··· EXTRACTED DATA ···
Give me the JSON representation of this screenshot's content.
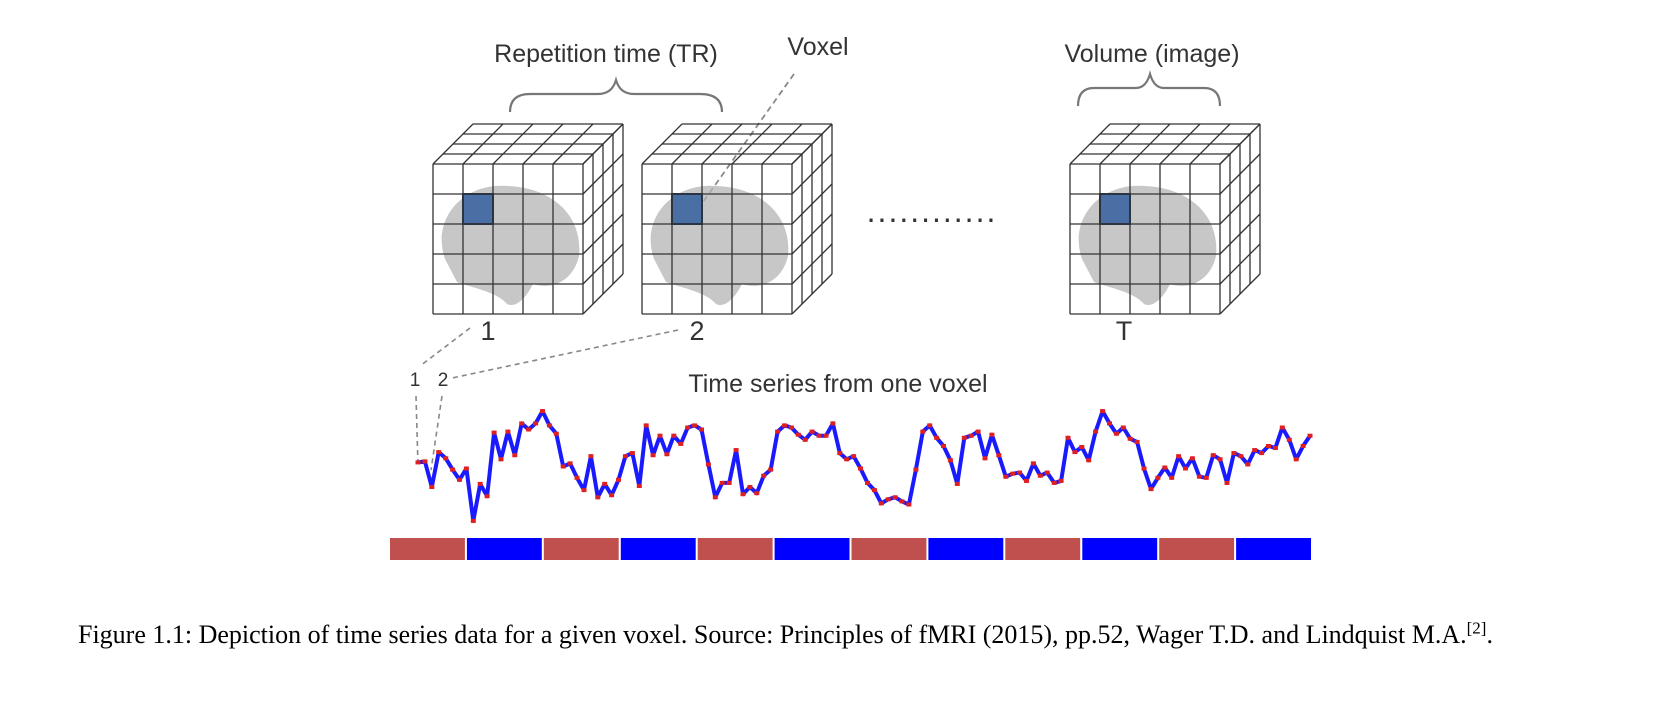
{
  "figure": {
    "labels": {
      "repetition_time": "Repetition time (TR)",
      "voxel": "Voxel",
      "volume": "Volume (image)",
      "volume_1": "1",
      "volume_2": "2",
      "volume_t": "T",
      "ellipsis": "............",
      "series_1": "1",
      "series_2": "2",
      "time_series_title": "Time series from one voxel"
    },
    "colors": {
      "grid_line": "#333333",
      "brain": "#b4b4b4",
      "voxel_fill": "#4a6fa5",
      "series_line": "#1a1aff",
      "series_marker": "#e02020",
      "block_a": "#c0504d",
      "block_b": "#0000ff"
    },
    "time_series": [
      0.62,
      0.63,
      0.38,
      0.72,
      0.66,
      0.55,
      0.45,
      0.56,
      0.05,
      0.41,
      0.29,
      0.91,
      0.65,
      0.92,
      0.69,
      1.0,
      0.94,
      1.0,
      1.12,
      0.98,
      0.9,
      0.58,
      0.61,
      0.47,
      0.35,
      0.68,
      0.28,
      0.41,
      0.3,
      0.45,
      0.68,
      0.71,
      0.39,
      0.98,
      0.69,
      0.88,
      0.7,
      0.88,
      0.8,
      0.96,
      0.98,
      0.94,
      0.6,
      0.28,
      0.42,
      0.42,
      0.74,
      0.31,
      0.38,
      0.32,
      0.49,
      0.55,
      0.92,
      0.98,
      0.96,
      0.89,
      0.84,
      0.92,
      0.88,
      0.88,
      1.0,
      0.71,
      0.65,
      0.68,
      0.56,
      0.42,
      0.35,
      0.22,
      0.26,
      0.28,
      0.24,
      0.21,
      0.55,
      0.92,
      0.98,
      0.86,
      0.78,
      0.64,
      0.41,
      0.86,
      0.88,
      0.92,
      0.66,
      0.89,
      0.69,
      0.48,
      0.51,
      0.52,
      0.44,
      0.61,
      0.49,
      0.52,
      0.42,
      0.44,
      0.86,
      0.72,
      0.77,
      0.64,
      0.92,
      1.12,
      1.0,
      0.9,
      0.96,
      0.85,
      0.82,
      0.56,
      0.36,
      0.47,
      0.57,
      0.47,
      0.68,
      0.56,
      0.66,
      0.48,
      0.47,
      0.69,
      0.65,
      0.42,
      0.71,
      0.68,
      0.6,
      0.74,
      0.71,
      0.78,
      0.76,
      0.96,
      0.84,
      0.65,
      0.78,
      0.88
    ],
    "stimulus_blocks": [
      "a",
      "b",
      "a",
      "b",
      "a",
      "b",
      "a",
      "b",
      "a",
      "b",
      "a",
      "b"
    ]
  },
  "caption": {
    "text": "Figure 1.1: Depiction of time series data for a given voxel.  Source: Principles of fMRI (2015), pp.52, Wager T.D. and Lindquist M.A.",
    "reference": "[2]",
    "end": "."
  }
}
···
**GOAL**
Reproduce the material above verbatim; omit every picture.

**COMPLETE RESPONSE**
Give me the JSON representation of this screenshot's content.
{
  "figure": {
    "labels": {
      "repetition_time": "Repetition time (TR)",
      "voxel": "Voxel",
      "volume": "Volume (image)",
      "volume_1": "1",
      "volume_2": "2",
      "volume_t": "T",
      "ellipsis": "............",
      "series_1": "1",
      "series_2": "2",
      "time_series_title": "Time series from one voxel"
    },
    "colors": {
      "grid_line": "#333333",
      "brain": "#b4b4b4",
      "voxel_fill": "#4a6fa5",
      "series_line": "#1a1aff",
      "series_marker": "#e02020",
      "block_a": "#c0504d",
      "block_b": "#0000ff"
    },
    "time_series": [
      0.62,
      0.63,
      0.38,
      0.72,
      0.66,
      0.55,
      0.45,
      0.56,
      0.05,
      0.41,
      0.29,
      0.91,
      0.65,
      0.92,
      0.69,
      1.0,
      0.94,
      1.0,
      1.12,
      0.98,
      0.9,
      0.58,
      0.61,
      0.47,
      0.35,
      0.68,
      0.28,
      0.41,
      0.3,
      0.45,
      0.68,
      0.71,
      0.39,
      0.98,
      0.69,
      0.88,
      0.7,
      0.88,
      0.8,
      0.96,
      0.98,
      0.94,
      0.6,
      0.28,
      0.42,
      0.42,
      0.74,
      0.31,
      0.38,
      0.32,
      0.49,
      0.55,
      0.92,
      0.98,
      0.96,
      0.89,
      0.84,
      0.92,
      0.88,
      0.88,
      1.0,
      0.71,
      0.65,
      0.68,
      0.56,
      0.42,
      0.35,
      0.22,
      0.26,
      0.28,
      0.24,
      0.21,
      0.55,
      0.92,
      0.98,
      0.86,
      0.78,
      0.64,
      0.41,
      0.86,
      0.88,
      0.92,
      0.66,
      0.89,
      0.69,
      0.48,
      0.51,
      0.52,
      0.44,
      0.61,
      0.49,
      0.52,
      0.42,
      0.44,
      0.86,
      0.72,
      0.77,
      0.64,
      0.92,
      1.12,
      1.0,
      0.9,
      0.96,
      0.85,
      0.82,
      0.56,
      0.36,
      0.47,
      0.57,
      0.47,
      0.68,
      0.56,
      0.66,
      0.48,
      0.47,
      0.69,
      0.65,
      0.42,
      0.71,
      0.68,
      0.6,
      0.74,
      0.71,
      0.78,
      0.76,
      0.96,
      0.84,
      0.65,
      0.78,
      0.88
    ],
    "stimulus_blocks": [
      "a",
      "b",
      "a",
      "b",
      "a",
      "b",
      "a",
      "b",
      "a",
      "b",
      "a",
      "b"
    ]
  },
  "caption": {
    "text": "Figure 1.1: Depiction of time series data for a given voxel.  Source: Principles of fMRI (2015), pp.52, Wager T.D. and Lindquist M.A.",
    "reference": "[2]",
    "end": "."
  }
}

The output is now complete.